[Start]

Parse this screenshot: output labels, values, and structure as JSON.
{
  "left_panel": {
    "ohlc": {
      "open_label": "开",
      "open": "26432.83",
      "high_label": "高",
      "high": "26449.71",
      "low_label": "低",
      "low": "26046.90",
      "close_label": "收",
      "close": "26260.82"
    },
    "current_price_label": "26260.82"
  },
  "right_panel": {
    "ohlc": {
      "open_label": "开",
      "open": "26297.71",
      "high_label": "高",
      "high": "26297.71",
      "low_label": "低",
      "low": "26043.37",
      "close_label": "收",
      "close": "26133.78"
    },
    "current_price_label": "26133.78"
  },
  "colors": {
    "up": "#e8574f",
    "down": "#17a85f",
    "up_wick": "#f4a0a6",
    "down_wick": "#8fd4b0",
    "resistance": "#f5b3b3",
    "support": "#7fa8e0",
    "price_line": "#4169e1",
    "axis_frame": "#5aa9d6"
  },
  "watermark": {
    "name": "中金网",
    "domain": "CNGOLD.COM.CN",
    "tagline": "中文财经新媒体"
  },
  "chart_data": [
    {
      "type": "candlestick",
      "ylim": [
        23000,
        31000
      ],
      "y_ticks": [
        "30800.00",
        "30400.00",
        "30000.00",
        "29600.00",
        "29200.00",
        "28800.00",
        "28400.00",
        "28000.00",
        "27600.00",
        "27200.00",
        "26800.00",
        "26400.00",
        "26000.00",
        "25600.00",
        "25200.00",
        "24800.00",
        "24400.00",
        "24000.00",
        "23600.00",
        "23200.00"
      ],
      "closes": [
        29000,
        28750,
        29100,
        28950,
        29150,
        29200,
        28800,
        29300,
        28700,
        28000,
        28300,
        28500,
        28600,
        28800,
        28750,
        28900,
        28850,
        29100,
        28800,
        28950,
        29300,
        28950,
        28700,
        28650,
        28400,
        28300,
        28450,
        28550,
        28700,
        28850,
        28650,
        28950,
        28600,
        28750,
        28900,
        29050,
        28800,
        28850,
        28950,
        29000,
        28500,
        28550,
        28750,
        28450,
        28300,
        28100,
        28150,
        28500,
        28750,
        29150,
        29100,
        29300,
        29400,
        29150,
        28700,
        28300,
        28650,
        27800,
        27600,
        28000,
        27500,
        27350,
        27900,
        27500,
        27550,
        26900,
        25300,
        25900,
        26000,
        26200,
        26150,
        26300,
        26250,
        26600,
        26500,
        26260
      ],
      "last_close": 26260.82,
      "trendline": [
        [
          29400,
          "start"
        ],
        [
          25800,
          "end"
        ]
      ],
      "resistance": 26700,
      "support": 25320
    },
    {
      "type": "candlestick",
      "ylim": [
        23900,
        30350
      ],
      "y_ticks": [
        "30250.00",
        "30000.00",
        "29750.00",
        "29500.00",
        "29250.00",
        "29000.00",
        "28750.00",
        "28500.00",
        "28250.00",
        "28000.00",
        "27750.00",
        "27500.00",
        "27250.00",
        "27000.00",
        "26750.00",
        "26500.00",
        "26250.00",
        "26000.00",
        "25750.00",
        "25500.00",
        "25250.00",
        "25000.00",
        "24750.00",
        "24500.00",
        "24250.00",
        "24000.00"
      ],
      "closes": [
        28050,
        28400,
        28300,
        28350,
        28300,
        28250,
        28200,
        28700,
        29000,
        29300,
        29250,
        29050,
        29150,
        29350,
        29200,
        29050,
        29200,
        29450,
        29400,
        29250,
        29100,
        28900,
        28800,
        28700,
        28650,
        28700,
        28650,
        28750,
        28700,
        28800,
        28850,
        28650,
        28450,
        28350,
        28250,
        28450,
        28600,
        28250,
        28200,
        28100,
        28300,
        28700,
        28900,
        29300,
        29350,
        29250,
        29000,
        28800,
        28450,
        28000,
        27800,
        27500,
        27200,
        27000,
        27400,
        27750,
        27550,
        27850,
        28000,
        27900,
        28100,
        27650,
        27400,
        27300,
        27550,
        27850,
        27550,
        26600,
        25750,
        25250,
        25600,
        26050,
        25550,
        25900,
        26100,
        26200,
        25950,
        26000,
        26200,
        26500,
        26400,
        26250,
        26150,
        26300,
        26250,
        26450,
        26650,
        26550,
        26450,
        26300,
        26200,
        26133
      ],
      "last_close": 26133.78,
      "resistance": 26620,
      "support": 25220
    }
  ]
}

[End]

#### TASK DETAILS:
Quote each line of the data above exactly as written.

#### COMPLETED TASK:
Parse this screenshot: output labels, values, and structure as JSON.
{
  "left_panel": {
    "ohlc": {
      "open_label": "开",
      "open": "26432.83",
      "high_label": "高",
      "high": "26449.71",
      "low_label": "低",
      "low": "26046.90",
      "close_label": "收",
      "close": "26260.82"
    },
    "current_price_label": "26260.82"
  },
  "right_panel": {
    "ohlc": {
      "open_label": "开",
      "open": "26297.71",
      "high_label": "高",
      "high": "26297.71",
      "low_label": "低",
      "low": "26043.37",
      "close_label": "收",
      "close": "26133.78"
    },
    "current_price_label": "26133.78"
  },
  "colors": {
    "up": "#e8574f",
    "down": "#17a85f",
    "up_wick": "#f4a0a6",
    "down_wick": "#8fd4b0",
    "resistance": "#f5b3b3",
    "support": "#7fa8e0",
    "price_line": "#4169e1",
    "axis_frame": "#5aa9d6"
  },
  "watermark": {
    "name": "中金网",
    "domain": "CNGOLD.COM.CN",
    "tagline": "中文财经新媒体"
  },
  "chart_data": [
    {
      "type": "candlestick",
      "ylim": [
        23000,
        31000
      ],
      "y_ticks": [
        "30800.00",
        "30400.00",
        "30000.00",
        "29600.00",
        "29200.00",
        "28800.00",
        "28400.00",
        "28000.00",
        "27600.00",
        "27200.00",
        "26800.00",
        "26400.00",
        "26000.00",
        "25600.00",
        "25200.00",
        "24800.00",
        "24400.00",
        "24000.00",
        "23600.00",
        "23200.00"
      ],
      "closes": [
        29000,
        28750,
        29100,
        28950,
        29150,
        29200,
        28800,
        29300,
        28700,
        28000,
        28300,
        28500,
        28600,
        28800,
        28750,
        28900,
        28850,
        29100,
        28800,
        28950,
        29300,
        28950,
        28700,
        28650,
        28400,
        28300,
        28450,
        28550,
        28700,
        28850,
        28650,
        28950,
        28600,
        28750,
        28900,
        29050,
        28800,
        28850,
        28950,
        29000,
        28500,
        28550,
        28750,
        28450,
        28300,
        28100,
        28150,
        28500,
        28750,
        29150,
        29100,
        29300,
        29400,
        29150,
        28700,
        28300,
        28650,
        27800,
        27600,
        28000,
        27500,
        27350,
        27900,
        27500,
        27550,
        26900,
        25300,
        25900,
        26000,
        26200,
        26150,
        26300,
        26250,
        26600,
        26500,
        26260
      ],
      "last_close": 26260.82,
      "trendline": [
        [
          29400,
          "start"
        ],
        [
          25800,
          "end"
        ]
      ],
      "resistance": 26700,
      "support": 25320
    },
    {
      "type": "candlestick",
      "ylim": [
        23900,
        30350
      ],
      "y_ticks": [
        "30250.00",
        "30000.00",
        "29750.00",
        "29500.00",
        "29250.00",
        "29000.00",
        "28750.00",
        "28500.00",
        "28250.00",
        "28000.00",
        "27750.00",
        "27500.00",
        "27250.00",
        "27000.00",
        "26750.00",
        "26500.00",
        "26250.00",
        "26000.00",
        "25750.00",
        "25500.00",
        "25250.00",
        "25000.00",
        "24750.00",
        "24500.00",
        "24250.00",
        "24000.00"
      ],
      "closes": [
        28050,
        28400,
        28300,
        28350,
        28300,
        28250,
        28200,
        28700,
        29000,
        29300,
        29250,
        29050,
        29150,
        29350,
        29200,
        29050,
        29200,
        29450,
        29400,
        29250,
        29100,
        28900,
        28800,
        28700,
        28650,
        28700,
        28650,
        28750,
        28700,
        28800,
        28850,
        28650,
        28450,
        28350,
        28250,
        28450,
        28600,
        28250,
        28200,
        28100,
        28300,
        28700,
        28900,
        29300,
        29350,
        29250,
        29000,
        28800,
        28450,
        28000,
        27800,
        27500,
        27200,
        27000,
        27400,
        27750,
        27550,
        27850,
        28000,
        27900,
        28100,
        27650,
        27400,
        27300,
        27550,
        27850,
        27550,
        26600,
        25750,
        25250,
        25600,
        26050,
        25550,
        25900,
        26100,
        26200,
        25950,
        26000,
        26200,
        26500,
        26400,
        26250,
        26150,
        26300,
        26250,
        26450,
        26650,
        26550,
        26450,
        26300,
        26200,
        26133
      ],
      "last_close": 26133.78,
      "resistance": 26620,
      "support": 25220
    }
  ]
}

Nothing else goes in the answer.